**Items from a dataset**
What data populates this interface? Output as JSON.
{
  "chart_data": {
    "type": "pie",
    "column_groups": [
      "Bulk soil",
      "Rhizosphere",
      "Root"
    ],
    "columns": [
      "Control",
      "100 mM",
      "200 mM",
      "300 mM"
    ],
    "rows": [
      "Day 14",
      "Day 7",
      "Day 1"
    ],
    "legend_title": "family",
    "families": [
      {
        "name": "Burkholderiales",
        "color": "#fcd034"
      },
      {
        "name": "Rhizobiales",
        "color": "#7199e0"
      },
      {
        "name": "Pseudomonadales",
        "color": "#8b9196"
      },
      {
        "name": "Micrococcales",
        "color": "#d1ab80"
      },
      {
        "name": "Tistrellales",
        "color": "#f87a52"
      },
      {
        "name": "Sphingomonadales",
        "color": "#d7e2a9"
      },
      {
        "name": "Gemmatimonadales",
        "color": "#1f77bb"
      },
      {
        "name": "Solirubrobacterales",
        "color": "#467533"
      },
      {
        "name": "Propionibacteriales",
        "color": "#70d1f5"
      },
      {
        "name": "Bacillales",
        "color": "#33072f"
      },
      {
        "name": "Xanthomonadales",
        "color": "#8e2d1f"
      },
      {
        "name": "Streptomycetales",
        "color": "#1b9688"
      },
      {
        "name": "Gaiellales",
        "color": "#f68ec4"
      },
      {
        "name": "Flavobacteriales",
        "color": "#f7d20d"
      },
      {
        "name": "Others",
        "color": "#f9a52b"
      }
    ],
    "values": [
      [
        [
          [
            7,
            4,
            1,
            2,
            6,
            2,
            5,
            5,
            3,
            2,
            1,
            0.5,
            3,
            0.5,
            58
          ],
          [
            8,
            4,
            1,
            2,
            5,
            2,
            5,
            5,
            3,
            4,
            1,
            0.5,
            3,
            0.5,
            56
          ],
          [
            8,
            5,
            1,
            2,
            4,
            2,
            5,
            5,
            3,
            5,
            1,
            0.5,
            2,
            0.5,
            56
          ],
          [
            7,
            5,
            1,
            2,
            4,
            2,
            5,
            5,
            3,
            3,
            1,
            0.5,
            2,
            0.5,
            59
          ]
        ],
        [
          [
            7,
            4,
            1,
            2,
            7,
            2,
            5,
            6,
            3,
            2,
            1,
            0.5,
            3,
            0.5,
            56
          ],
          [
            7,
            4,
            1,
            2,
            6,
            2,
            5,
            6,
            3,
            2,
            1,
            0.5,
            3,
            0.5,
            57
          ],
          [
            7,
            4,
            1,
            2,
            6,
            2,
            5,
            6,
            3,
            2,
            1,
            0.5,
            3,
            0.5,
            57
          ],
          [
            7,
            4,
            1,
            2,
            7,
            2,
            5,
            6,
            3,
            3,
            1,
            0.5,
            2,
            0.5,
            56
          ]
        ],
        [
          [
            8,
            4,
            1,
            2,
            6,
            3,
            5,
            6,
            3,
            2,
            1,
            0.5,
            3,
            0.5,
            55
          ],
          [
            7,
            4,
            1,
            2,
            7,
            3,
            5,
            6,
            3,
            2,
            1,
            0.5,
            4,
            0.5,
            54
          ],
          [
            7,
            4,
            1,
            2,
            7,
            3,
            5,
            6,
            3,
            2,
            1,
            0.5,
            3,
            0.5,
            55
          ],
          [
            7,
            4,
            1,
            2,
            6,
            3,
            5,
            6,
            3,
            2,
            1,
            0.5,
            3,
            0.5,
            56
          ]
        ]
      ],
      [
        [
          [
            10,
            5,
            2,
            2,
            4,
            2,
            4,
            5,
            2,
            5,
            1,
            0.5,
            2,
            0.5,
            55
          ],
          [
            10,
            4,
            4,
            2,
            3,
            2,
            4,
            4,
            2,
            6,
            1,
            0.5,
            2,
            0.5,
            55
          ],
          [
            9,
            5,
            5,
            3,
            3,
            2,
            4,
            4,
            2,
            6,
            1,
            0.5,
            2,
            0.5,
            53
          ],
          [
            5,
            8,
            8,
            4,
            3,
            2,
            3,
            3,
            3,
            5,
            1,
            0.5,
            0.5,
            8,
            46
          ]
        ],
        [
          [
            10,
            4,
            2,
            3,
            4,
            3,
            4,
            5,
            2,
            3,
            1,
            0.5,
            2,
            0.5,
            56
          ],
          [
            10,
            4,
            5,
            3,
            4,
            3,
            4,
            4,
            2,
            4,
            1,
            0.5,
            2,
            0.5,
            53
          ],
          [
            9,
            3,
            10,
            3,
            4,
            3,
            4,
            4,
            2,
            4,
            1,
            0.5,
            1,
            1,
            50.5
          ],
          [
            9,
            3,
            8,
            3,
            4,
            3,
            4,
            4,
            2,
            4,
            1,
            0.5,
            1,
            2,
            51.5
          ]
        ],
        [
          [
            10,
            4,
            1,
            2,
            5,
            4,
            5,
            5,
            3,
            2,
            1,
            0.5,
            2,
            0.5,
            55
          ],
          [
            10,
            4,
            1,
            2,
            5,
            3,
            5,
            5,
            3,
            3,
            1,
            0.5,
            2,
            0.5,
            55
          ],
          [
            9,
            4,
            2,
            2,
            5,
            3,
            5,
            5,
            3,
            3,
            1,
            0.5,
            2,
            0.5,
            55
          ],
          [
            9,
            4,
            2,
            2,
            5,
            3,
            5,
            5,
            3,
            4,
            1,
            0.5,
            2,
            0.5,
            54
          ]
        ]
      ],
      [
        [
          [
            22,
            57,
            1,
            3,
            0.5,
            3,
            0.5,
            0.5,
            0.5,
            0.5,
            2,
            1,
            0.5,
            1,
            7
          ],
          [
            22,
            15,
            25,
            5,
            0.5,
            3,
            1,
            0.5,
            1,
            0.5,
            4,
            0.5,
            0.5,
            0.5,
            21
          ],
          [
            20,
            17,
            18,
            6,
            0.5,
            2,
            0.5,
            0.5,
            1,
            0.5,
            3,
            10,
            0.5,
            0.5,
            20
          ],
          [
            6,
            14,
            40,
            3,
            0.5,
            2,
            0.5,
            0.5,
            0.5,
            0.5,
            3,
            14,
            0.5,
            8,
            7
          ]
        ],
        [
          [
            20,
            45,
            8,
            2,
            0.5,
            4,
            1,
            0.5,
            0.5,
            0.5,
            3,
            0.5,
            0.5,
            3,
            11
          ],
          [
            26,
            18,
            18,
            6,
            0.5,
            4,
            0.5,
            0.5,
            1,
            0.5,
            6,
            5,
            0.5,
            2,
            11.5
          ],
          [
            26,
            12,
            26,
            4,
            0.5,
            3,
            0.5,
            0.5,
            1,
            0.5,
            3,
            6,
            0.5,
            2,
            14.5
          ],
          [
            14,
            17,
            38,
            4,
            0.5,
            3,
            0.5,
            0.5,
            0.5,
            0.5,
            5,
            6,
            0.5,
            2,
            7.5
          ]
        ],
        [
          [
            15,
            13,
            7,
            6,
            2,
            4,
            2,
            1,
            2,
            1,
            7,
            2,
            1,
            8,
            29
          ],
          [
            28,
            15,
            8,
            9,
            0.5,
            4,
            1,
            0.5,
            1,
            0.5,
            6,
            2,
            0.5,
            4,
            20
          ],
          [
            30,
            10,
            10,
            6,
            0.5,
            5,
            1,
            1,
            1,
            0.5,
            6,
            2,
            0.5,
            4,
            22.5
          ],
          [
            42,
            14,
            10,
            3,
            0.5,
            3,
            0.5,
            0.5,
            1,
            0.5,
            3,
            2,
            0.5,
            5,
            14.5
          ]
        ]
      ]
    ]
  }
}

**Task goal**
Copy the entries exactly, leaving no line out.

**Task response**
What data populates this interface? Output as JSON.
{
  "chart_data": {
    "type": "pie",
    "column_groups": [
      "Bulk soil",
      "Rhizosphere",
      "Root"
    ],
    "columns": [
      "Control",
      "100 mM",
      "200 mM",
      "300 mM"
    ],
    "rows": [
      "Day 14",
      "Day 7",
      "Day 1"
    ],
    "legend_title": "family",
    "families": [
      {
        "name": "Burkholderiales",
        "color": "#fcd034"
      },
      {
        "name": "Rhizobiales",
        "color": "#7199e0"
      },
      {
        "name": "Pseudomonadales",
        "color": "#8b9196"
      },
      {
        "name": "Micrococcales",
        "color": "#d1ab80"
      },
      {
        "name": "Tistrellales",
        "color": "#f87a52"
      },
      {
        "name": "Sphingomonadales",
        "color": "#d7e2a9"
      },
      {
        "name": "Gemmatimonadales",
        "color": "#1f77bb"
      },
      {
        "name": "Solirubrobacterales",
        "color": "#467533"
      },
      {
        "name": "Propionibacteriales",
        "color": "#70d1f5"
      },
      {
        "name": "Bacillales",
        "color": "#33072f"
      },
      {
        "name": "Xanthomonadales",
        "color": "#8e2d1f"
      },
      {
        "name": "Streptomycetales",
        "color": "#1b9688"
      },
      {
        "name": "Gaiellales",
        "color": "#f68ec4"
      },
      {
        "name": "Flavobacteriales",
        "color": "#f7d20d"
      },
      {
        "name": "Others",
        "color": "#f9a52b"
      }
    ],
    "values": [
      [
        [
          [
            7,
            4,
            1,
            2,
            6,
            2,
            5,
            5,
            3,
            2,
            1,
            0.5,
            3,
            0.5,
            58
          ],
          [
            8,
            4,
            1,
            2,
            5,
            2,
            5,
            5,
            3,
            4,
            1,
            0.5,
            3,
            0.5,
            56
          ],
          [
            8,
            5,
            1,
            2,
            4,
            2,
            5,
            5,
            3,
            5,
            1,
            0.5,
            2,
            0.5,
            56
          ],
          [
            7,
            5,
            1,
            2,
            4,
            2,
            5,
            5,
            3,
            3,
            1,
            0.5,
            2,
            0.5,
            59
          ]
        ],
        [
          [
            7,
            4,
            1,
            2,
            7,
            2,
            5,
            6,
            3,
            2,
            1,
            0.5,
            3,
            0.5,
            56
          ],
          [
            7,
            4,
            1,
            2,
            6,
            2,
            5,
            6,
            3,
            2,
            1,
            0.5,
            3,
            0.5,
            57
          ],
          [
            7,
            4,
            1,
            2,
            6,
            2,
            5,
            6,
            3,
            2,
            1,
            0.5,
            3,
            0.5,
            57
          ],
          [
            7,
            4,
            1,
            2,
            7,
            2,
            5,
            6,
            3,
            3,
            1,
            0.5,
            2,
            0.5,
            56
          ]
        ],
        [
          [
            8,
            4,
            1,
            2,
            6,
            3,
            5,
            6,
            3,
            2,
            1,
            0.5,
            3,
            0.5,
            55
          ],
          [
            7,
            4,
            1,
            2,
            7,
            3,
            5,
            6,
            3,
            2,
            1,
            0.5,
            4,
            0.5,
            54
          ],
          [
            7,
            4,
            1,
            2,
            7,
            3,
            5,
            6,
            3,
            2,
            1,
            0.5,
            3,
            0.5,
            55
          ],
          [
            7,
            4,
            1,
            2,
            6,
            3,
            5,
            6,
            3,
            2,
            1,
            0.5,
            3,
            0.5,
            56
          ]
        ]
      ],
      [
        [
          [
            10,
            5,
            2,
            2,
            4,
            2,
            4,
            5,
            2,
            5,
            1,
            0.5,
            2,
            0.5,
            55
          ],
          [
            10,
            4,
            4,
            2,
            3,
            2,
            4,
            4,
            2,
            6,
            1,
            0.5,
            2,
            0.5,
            55
          ],
          [
            9,
            5,
            5,
            3,
            3,
            2,
            4,
            4,
            2,
            6,
            1,
            0.5,
            2,
            0.5,
            53
          ],
          [
            5,
            8,
            8,
            4,
            3,
            2,
            3,
            3,
            3,
            5,
            1,
            0.5,
            0.5,
            8,
            46
          ]
        ],
        [
          [
            10,
            4,
            2,
            3,
            4,
            3,
            4,
            5,
            2,
            3,
            1,
            0.5,
            2,
            0.5,
            56
          ],
          [
            10,
            4,
            5,
            3,
            4,
            3,
            4,
            4,
            2,
            4,
            1,
            0.5,
            2,
            0.5,
            53
          ],
          [
            9,
            3,
            10,
            3,
            4,
            3,
            4,
            4,
            2,
            4,
            1,
            0.5,
            1,
            1,
            50.5
          ],
          [
            9,
            3,
            8,
            3,
            4,
            3,
            4,
            4,
            2,
            4,
            1,
            0.5,
            1,
            2,
            51.5
          ]
        ],
        [
          [
            10,
            4,
            1,
            2,
            5,
            4,
            5,
            5,
            3,
            2,
            1,
            0.5,
            2,
            0.5,
            55
          ],
          [
            10,
            4,
            1,
            2,
            5,
            3,
            5,
            5,
            3,
            3,
            1,
            0.5,
            2,
            0.5,
            55
          ],
          [
            9,
            4,
            2,
            2,
            5,
            3,
            5,
            5,
            3,
            3,
            1,
            0.5,
            2,
            0.5,
            55
          ],
          [
            9,
            4,
            2,
            2,
            5,
            3,
            5,
            5,
            3,
            4,
            1,
            0.5,
            2,
            0.5,
            54
          ]
        ]
      ],
      [
        [
          [
            22,
            57,
            1,
            3,
            0.5,
            3,
            0.5,
            0.5,
            0.5,
            0.5,
            2,
            1,
            0.5,
            1,
            7
          ],
          [
            22,
            15,
            25,
            5,
            0.5,
            3,
            1,
            0.5,
            1,
            0.5,
            4,
            0.5,
            0.5,
            0.5,
            21
          ],
          [
            20,
            17,
            18,
            6,
            0.5,
            2,
            0.5,
            0.5,
            1,
            0.5,
            3,
            10,
            0.5,
            0.5,
            20
          ],
          [
            6,
            14,
            40,
            3,
            0.5,
            2,
            0.5,
            0.5,
            0.5,
            0.5,
            3,
            14,
            0.5,
            8,
            7
          ]
        ],
        [
          [
            20,
            45,
            8,
            2,
            0.5,
            4,
            1,
            0.5,
            0.5,
            0.5,
            3,
            0.5,
            0.5,
            3,
            11
          ],
          [
            26,
            18,
            18,
            6,
            0.5,
            4,
            0.5,
            0.5,
            1,
            0.5,
            6,
            5,
            0.5,
            2,
            11.5
          ],
          [
            26,
            12,
            26,
            4,
            0.5,
            3,
            0.5,
            0.5,
            1,
            0.5,
            3,
            6,
            0.5,
            2,
            14.5
          ],
          [
            14,
            17,
            38,
            4,
            0.5,
            3,
            0.5,
            0.5,
            0.5,
            0.5,
            5,
            6,
            0.5,
            2,
            7.5
          ]
        ],
        [
          [
            15,
            13,
            7,
            6,
            2,
            4,
            2,
            1,
            2,
            1,
            7,
            2,
            1,
            8,
            29
          ],
          [
            28,
            15,
            8,
            9,
            0.5,
            4,
            1,
            0.5,
            1,
            0.5,
            6,
            2,
            0.5,
            4,
            20
          ],
          [
            30,
            10,
            10,
            6,
            0.5,
            5,
            1,
            1,
            1,
            0.5,
            6,
            2,
            0.5,
            4,
            22.5
          ],
          [
            42,
            14,
            10,
            3,
            0.5,
            3,
            0.5,
            0.5,
            1,
            0.5,
            3,
            2,
            0.5,
            5,
            14.5
          ]
        ]
      ]
    ]
  }
}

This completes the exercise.